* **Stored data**
○ ○ ○
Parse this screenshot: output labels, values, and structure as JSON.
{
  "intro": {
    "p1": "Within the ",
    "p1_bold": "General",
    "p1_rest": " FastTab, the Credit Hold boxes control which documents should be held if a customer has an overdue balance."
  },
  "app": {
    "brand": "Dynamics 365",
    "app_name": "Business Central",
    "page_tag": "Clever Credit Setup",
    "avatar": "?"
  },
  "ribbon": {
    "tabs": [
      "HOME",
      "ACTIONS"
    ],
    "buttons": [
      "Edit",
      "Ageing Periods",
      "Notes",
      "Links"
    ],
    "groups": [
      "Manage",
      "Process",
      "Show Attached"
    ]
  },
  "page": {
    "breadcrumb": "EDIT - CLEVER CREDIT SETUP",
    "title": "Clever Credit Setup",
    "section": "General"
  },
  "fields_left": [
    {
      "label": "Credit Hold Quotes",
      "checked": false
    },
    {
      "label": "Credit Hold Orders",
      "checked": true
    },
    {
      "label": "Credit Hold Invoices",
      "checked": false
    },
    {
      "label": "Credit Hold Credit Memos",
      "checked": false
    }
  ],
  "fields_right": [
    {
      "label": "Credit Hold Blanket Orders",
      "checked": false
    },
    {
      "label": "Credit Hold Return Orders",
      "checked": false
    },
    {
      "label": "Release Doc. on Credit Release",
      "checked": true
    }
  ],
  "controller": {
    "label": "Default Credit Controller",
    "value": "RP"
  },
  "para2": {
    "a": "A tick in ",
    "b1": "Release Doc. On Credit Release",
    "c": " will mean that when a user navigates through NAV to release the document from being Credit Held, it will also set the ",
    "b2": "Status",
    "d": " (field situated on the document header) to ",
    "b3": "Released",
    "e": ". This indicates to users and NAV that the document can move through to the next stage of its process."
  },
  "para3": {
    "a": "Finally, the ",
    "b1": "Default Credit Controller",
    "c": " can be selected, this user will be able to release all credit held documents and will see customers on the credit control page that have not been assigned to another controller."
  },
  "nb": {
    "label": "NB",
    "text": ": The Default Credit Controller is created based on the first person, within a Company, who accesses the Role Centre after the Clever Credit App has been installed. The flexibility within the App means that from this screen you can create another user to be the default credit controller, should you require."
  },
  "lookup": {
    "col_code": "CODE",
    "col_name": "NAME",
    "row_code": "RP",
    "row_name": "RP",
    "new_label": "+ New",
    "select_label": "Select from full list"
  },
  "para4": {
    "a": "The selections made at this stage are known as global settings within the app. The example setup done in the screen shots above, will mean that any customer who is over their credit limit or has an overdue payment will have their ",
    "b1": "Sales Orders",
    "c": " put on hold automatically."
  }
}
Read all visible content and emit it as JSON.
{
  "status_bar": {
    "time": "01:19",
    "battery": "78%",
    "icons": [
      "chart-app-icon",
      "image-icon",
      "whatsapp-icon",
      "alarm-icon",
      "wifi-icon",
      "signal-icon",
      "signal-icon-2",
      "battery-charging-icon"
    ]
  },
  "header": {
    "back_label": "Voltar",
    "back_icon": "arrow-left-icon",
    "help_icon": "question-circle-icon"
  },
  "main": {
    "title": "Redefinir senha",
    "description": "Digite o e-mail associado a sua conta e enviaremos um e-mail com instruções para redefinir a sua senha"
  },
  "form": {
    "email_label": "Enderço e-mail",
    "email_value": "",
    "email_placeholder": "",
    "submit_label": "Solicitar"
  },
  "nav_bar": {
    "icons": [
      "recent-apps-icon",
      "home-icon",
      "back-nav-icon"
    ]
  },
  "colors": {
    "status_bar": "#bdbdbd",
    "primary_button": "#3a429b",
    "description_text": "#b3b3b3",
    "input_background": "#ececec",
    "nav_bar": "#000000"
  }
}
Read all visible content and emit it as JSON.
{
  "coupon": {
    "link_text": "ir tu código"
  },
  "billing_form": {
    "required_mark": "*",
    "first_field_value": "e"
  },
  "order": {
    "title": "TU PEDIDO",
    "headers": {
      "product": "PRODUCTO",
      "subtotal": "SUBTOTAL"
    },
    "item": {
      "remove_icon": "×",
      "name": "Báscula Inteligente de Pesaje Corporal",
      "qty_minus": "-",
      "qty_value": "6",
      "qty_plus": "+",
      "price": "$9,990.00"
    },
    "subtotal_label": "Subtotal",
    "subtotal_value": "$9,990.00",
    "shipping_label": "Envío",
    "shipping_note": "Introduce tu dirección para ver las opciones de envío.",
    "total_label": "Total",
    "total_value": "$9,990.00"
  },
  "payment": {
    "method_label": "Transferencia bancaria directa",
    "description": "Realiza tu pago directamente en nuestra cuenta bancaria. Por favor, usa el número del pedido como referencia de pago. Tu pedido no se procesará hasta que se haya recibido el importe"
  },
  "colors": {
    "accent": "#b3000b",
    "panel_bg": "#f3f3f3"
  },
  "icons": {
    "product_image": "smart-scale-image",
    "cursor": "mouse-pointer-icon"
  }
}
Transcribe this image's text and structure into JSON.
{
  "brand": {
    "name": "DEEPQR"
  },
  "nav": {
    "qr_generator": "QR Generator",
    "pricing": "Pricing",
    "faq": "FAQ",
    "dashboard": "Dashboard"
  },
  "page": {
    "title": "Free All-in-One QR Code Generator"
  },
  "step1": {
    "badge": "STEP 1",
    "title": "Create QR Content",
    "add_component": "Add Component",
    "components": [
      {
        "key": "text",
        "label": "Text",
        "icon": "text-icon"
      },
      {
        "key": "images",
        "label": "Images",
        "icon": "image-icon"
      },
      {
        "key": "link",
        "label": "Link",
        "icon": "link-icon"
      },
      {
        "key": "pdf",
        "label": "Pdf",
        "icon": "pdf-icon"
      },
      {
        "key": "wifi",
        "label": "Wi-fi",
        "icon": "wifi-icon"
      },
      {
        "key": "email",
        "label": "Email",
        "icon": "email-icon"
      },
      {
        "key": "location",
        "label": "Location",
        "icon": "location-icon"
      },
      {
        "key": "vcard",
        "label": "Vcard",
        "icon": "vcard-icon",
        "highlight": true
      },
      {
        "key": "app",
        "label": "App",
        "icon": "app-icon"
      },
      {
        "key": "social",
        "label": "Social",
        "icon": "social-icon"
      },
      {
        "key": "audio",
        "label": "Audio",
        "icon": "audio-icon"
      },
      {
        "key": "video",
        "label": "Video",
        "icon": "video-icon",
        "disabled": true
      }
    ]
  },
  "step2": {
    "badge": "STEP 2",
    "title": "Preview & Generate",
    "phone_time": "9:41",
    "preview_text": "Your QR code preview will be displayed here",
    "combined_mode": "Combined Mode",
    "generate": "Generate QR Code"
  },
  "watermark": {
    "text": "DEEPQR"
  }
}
○ ○ ○
* **Exercise**
Copy every line above that holds the word "should".

* **Exercise response**
    "p1_rest": " FastTab, the Credit Hold boxes control which documents should be held if a customer has an overdue balance."
    "text": ": The Default Credit Controller is created based on the first person, within a Company, who accesses the Role Centre after the Clever Credit App has been installed. The flexibility within the App means that from this screen you can create another user to be the default credit controller, should you require."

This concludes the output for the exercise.